* _Input for this task_
━━━━
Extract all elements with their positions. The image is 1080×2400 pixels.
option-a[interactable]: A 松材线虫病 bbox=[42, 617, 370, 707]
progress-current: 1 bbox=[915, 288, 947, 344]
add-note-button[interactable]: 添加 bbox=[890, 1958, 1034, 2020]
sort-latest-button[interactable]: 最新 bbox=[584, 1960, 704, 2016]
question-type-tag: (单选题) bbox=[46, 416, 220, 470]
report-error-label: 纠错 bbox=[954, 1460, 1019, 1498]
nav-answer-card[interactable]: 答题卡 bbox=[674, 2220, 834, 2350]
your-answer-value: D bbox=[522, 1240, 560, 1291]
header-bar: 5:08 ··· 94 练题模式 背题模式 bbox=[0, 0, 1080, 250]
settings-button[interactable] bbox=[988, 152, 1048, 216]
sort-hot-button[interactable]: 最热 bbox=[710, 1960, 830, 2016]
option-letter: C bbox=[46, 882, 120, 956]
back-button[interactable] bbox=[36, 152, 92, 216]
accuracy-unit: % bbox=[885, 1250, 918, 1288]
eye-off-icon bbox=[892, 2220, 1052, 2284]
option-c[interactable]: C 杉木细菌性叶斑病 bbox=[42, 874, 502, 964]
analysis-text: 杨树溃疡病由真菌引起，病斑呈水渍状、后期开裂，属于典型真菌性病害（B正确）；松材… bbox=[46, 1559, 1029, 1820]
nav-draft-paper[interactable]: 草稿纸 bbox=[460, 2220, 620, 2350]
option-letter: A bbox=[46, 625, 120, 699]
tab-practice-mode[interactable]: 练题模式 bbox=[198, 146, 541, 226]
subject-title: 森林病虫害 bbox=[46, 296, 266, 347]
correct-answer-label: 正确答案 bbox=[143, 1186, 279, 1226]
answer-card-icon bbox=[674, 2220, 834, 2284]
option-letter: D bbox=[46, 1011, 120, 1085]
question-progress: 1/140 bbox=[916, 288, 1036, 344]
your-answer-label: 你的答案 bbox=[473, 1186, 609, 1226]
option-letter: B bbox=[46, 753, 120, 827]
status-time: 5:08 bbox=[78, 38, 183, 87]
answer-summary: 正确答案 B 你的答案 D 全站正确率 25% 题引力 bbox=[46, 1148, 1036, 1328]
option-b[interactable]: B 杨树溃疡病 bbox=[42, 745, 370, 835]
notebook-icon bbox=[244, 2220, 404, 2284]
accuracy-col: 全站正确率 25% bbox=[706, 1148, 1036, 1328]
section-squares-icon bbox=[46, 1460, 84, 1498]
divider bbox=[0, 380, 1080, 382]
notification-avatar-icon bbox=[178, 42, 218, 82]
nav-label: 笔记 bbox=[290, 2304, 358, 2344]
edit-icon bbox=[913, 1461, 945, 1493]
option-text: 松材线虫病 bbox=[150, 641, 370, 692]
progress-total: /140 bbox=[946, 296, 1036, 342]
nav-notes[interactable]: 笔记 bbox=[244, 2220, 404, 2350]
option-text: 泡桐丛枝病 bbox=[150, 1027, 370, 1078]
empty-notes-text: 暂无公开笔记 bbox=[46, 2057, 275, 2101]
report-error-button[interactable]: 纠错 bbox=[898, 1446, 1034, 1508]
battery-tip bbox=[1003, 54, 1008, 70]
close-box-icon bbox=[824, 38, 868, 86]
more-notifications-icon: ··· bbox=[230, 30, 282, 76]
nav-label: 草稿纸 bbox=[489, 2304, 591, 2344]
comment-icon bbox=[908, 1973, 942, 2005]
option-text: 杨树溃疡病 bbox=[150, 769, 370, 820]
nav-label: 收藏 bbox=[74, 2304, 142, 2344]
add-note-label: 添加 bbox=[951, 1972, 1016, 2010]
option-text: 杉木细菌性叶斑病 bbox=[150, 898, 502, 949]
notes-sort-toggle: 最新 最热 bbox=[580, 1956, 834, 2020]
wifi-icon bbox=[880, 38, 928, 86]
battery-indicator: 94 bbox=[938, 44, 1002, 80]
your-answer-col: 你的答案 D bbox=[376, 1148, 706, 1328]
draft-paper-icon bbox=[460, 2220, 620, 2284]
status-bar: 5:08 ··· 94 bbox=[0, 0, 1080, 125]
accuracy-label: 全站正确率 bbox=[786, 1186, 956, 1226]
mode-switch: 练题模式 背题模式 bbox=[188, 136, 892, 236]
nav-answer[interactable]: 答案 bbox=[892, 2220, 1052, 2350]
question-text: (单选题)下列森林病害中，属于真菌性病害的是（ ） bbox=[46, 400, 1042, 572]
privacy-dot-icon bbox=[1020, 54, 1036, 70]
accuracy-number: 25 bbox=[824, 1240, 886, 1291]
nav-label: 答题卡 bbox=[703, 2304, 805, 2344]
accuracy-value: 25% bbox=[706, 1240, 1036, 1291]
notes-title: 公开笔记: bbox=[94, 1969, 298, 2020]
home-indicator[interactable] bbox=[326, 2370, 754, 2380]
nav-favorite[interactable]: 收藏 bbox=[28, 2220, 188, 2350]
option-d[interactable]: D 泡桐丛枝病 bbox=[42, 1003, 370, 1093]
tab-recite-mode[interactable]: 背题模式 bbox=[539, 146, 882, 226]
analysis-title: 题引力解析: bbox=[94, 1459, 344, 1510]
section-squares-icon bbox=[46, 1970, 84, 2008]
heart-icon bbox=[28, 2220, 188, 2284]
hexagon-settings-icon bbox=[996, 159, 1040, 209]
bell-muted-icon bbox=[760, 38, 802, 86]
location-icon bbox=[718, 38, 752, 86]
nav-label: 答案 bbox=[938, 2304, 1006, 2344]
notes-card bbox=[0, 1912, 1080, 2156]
━━━━
* _Work instructions_
Copy out every line of the data above character for character, in the order given.

* _Expected answer_
Extract all elements with their positions. The image is 1080×2400 pixels.
option-a[interactable]: A 松材线虫病 bbox=[42, 617, 370, 707]
progress-current: 1 bbox=[915, 288, 947, 344]
add-note-button[interactable]: 添加 bbox=[890, 1958, 1034, 2020]
sort-latest-button[interactable]: 最新 bbox=[584, 1960, 704, 2016]
question-type-tag: (单选题) bbox=[46, 416, 220, 470]
report-error-label: 纠错 bbox=[954, 1460, 1019, 1498]
nav-answer-card[interactable]: 答题卡 bbox=[674, 2220, 834, 2350]
your-answer-value: D bbox=[522, 1240, 560, 1291]
header-bar: 5:08 ··· 94 练题模式 背题模式 bbox=[0, 0, 1080, 250]
settings-button[interactable] bbox=[988, 152, 1048, 216]
sort-hot-button[interactable]: 最热 bbox=[710, 1960, 830, 2016]
option-letter: C bbox=[46, 882, 120, 956]
back-button[interactable] bbox=[36, 152, 92, 216]
accuracy-unit: % bbox=[885, 1250, 918, 1288]
eye-off-icon bbox=[892, 2220, 1052, 2284]
option-c[interactable]: C 杉木细菌性叶斑病 bbox=[42, 874, 502, 964]
analysis-text: 杨树溃疡病由真菌引起，病斑呈水渍状、后期开裂，属于典型真菌性病害（B正确）；松材… bbox=[46, 1559, 1029, 1820]
nav-draft-paper[interactable]: 草稿纸 bbox=[460, 2220, 620, 2350]
option-letter: A bbox=[46, 625, 120, 699]
tab-practice-mode[interactable]: 练题模式 bbox=[198, 146, 541, 226]
subject-title: 森林病虫害 bbox=[46, 296, 266, 347]
correct-answer-label: 正确答案 bbox=[143, 1186, 279, 1226]
answer-card-icon bbox=[674, 2220, 834, 2284]
option-letter: D bbox=[46, 1011, 120, 1085]
question-progress: 1/140 bbox=[916, 288, 1036, 344]
your-answer-label: 你的答案 bbox=[473, 1186, 609, 1226]
option-letter: B bbox=[46, 753, 120, 827]
status-time: 5:08 bbox=[78, 38, 183, 87]
answer-summary: 正确答案 B 你的答案 D 全站正确率 25% 题引力 bbox=[46, 1148, 1036, 1328]
option-b[interactable]: B 杨树溃疡病 bbox=[42, 745, 370, 835]
notebook-icon bbox=[244, 2220, 404, 2284]
accuracy-col: 全站正确率 25% bbox=[706, 1148, 1036, 1328]
section-squares-icon bbox=[46, 1460, 84, 1498]
divider bbox=[0, 380, 1080, 382]
notification-avatar-icon bbox=[178, 42, 218, 82]
nav-label: 笔记 bbox=[290, 2304, 358, 2344]
edit-icon bbox=[913, 1461, 945, 1493]
option-text: 松材线虫病 bbox=[150, 641, 370, 692]
progress-total: /140 bbox=[946, 296, 1036, 342]
nav-notes[interactable]: 笔记 bbox=[244, 2220, 404, 2350]
option-text: 泡桐丛枝病 bbox=[150, 1027, 370, 1078]
empty-notes-text: 暂无公开笔记 bbox=[46, 2057, 275, 2101]
report-error-button[interactable]: 纠错 bbox=[898, 1446, 1034, 1508]
battery-tip bbox=[1003, 54, 1008, 70]
close-box-icon bbox=[824, 38, 868, 86]
more-notifications-icon: ··· bbox=[230, 30, 282, 76]
nav-label: 草稿纸 bbox=[489, 2304, 591, 2344]
comment-icon bbox=[908, 1973, 942, 2005]
option-text: 杨树溃疡病 bbox=[150, 769, 370, 820]
nav-label: 收藏 bbox=[74, 2304, 142, 2344]
add-note-label: 添加 bbox=[951, 1972, 1016, 2010]
option-text: 杉木细菌性叶斑病 bbox=[150, 898, 502, 949]
notes-sort-toggle: 最新 最热 bbox=[580, 1956, 834, 2020]
wifi-icon bbox=[880, 38, 928, 86]
battery-indicator: 94 bbox=[938, 44, 1002, 80]
your-answer-col: 你的答案 D bbox=[376, 1148, 706, 1328]
draft-paper-icon bbox=[460, 2220, 620, 2284]
status-bar: 5:08 ··· 94 bbox=[0, 0, 1080, 125]
accuracy-label: 全站正确率 bbox=[786, 1186, 956, 1226]
mode-switch: 练题模式 背题模式 bbox=[188, 136, 892, 236]
nav-answer[interactable]: 答案 bbox=[892, 2220, 1052, 2350]
question-text: (单选题)下列森林病害中，属于真菌性病害的是（ ） bbox=[46, 400, 1042, 572]
privacy-dot-icon bbox=[1020, 54, 1036, 70]
accuracy-number: 25 bbox=[824, 1240, 886, 1291]
nav-label: 答题卡 bbox=[703, 2304, 805, 2344]
accuracy-value: 25% bbox=[706, 1240, 1036, 1291]
notes-title: 公开笔记: bbox=[94, 1969, 298, 2020]
home-indicator[interactable] bbox=[326, 2370, 754, 2380]
nav-favorite[interactable]: 收藏 bbox=[28, 2220, 188, 2350]
option-d[interactable]: D 泡桐丛枝病 bbox=[42, 1003, 370, 1093]
tab-recite-mode[interactable]: 背题模式 bbox=[539, 146, 882, 226]
analysis-title: 题引力解析: bbox=[94, 1459, 344, 1510]
section-squares-icon bbox=[46, 1970, 84, 2008]
heart-icon bbox=[28, 2220, 188, 2284]
hexagon-settings-icon bbox=[996, 159, 1040, 209]
bell-muted-icon bbox=[760, 38, 802, 86]
location-icon bbox=[718, 38, 752, 86]
nav-label: 答案 bbox=[938, 2304, 1006, 2344]
notes-card bbox=[0, 1912, 1080, 2156]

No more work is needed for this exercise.